• **Dataset rows**:
-*-*-
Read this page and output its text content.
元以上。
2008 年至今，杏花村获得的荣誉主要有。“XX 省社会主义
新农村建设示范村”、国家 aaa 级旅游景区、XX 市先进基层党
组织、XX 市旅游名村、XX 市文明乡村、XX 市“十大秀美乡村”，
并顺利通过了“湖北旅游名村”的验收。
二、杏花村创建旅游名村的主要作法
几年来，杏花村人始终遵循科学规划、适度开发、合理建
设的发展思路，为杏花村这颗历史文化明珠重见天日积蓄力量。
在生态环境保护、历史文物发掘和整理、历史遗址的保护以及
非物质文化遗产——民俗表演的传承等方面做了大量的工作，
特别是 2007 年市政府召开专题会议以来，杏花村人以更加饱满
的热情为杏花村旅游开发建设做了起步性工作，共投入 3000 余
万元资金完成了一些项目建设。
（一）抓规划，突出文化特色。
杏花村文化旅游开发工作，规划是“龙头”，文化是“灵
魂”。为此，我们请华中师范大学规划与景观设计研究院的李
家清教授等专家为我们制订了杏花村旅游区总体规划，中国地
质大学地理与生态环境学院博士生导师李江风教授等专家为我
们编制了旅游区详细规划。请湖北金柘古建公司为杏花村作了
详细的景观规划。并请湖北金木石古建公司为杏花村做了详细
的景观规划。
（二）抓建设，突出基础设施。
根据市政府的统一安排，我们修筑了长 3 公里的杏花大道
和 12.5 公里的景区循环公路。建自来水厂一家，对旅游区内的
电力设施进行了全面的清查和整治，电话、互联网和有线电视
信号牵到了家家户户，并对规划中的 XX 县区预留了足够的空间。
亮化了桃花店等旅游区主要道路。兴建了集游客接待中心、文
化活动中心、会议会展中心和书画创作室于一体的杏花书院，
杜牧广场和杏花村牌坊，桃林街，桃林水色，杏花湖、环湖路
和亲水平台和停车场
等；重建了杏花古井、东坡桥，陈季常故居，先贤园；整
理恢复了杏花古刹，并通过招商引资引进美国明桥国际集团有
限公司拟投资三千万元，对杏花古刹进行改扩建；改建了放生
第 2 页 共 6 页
-*-*-
• **AIM OF THE TASK**: Write out all the data again, exactly as it appears.

• **TASK OUTPUT**:
Read this page and output its text content.
元以上。
2008 年至今，杏花村获得的荣誉主要有。“XX 省社会主义
新农村建设示范村”、国家 aaa 级旅游景区、XX 市先进基层党
组织、XX 市旅游名村、XX 市文明乡村、XX 市“十大秀美乡村”，
并顺利通过了“湖北旅游名村”的验收。
二、杏花村创建旅游名村的主要作法
几年来，杏花村人始终遵循科学规划、适度开发、合理建
设的发展思路，为杏花村这颗历史文化明珠重见天日积蓄力量。
在生态环境保护、历史文物发掘和整理、历史遗址的保护以及
非物质文化遗产——民俗表演的传承等方面做了大量的工作，
特别是 2007 年市政府召开专题会议以来，杏花村人以更加饱满
的热情为杏花村旅游开发建设做了起步性工作，共投入 3000 余
万元资金完成了一些项目建设。
（一）抓规划，突出文化特色。
杏花村文化旅游开发工作，规划是“龙头”，文化是“灵
魂”。为此，我们请华中师范大学规划与景观设计研究院的李
家清教授等专家为我们制订了杏花村旅游区总体规划，中国地
质大学地理与生态环境学院博士生导师李江风教授等专家为我
们编制了旅游区详细规划。请湖北金柘古建公司为杏花村作了
详细的景观规划。并请湖北金木石古建公司为杏花村做了详细
的景观规划。
（二）抓建设，突出基础设施。
根据市政府的统一安排，我们修筑了长 3 公里的杏花大道
和 12.5 公里的景区循环公路。建自来水厂一家，对旅游区内的
电力设施进行了全面的清查和整治，电话、互联网和有线电视
信号牵到了家家户户，并对规划中的 XX 县区预留了足够的空间。
亮化了桃花店等旅游区主要道路。兴建了集游客接待中心、文
化活动中心、会议会展中心和书画创作室于一体的杏花书院，
杜牧广场和杏花村牌坊，桃林街，桃林水色，杏花湖、环湖路
和亲水平台和停车场
等；重建了杏花古井、东坡桥，陈季常故居，先贤园；整
理恢复了杏花古刹，并通过招商引资引进美国明桥国际集团有
限公司拟投资三千万元，对杏花古刹进行改扩建；改建了放生
第 2 页 共 6 页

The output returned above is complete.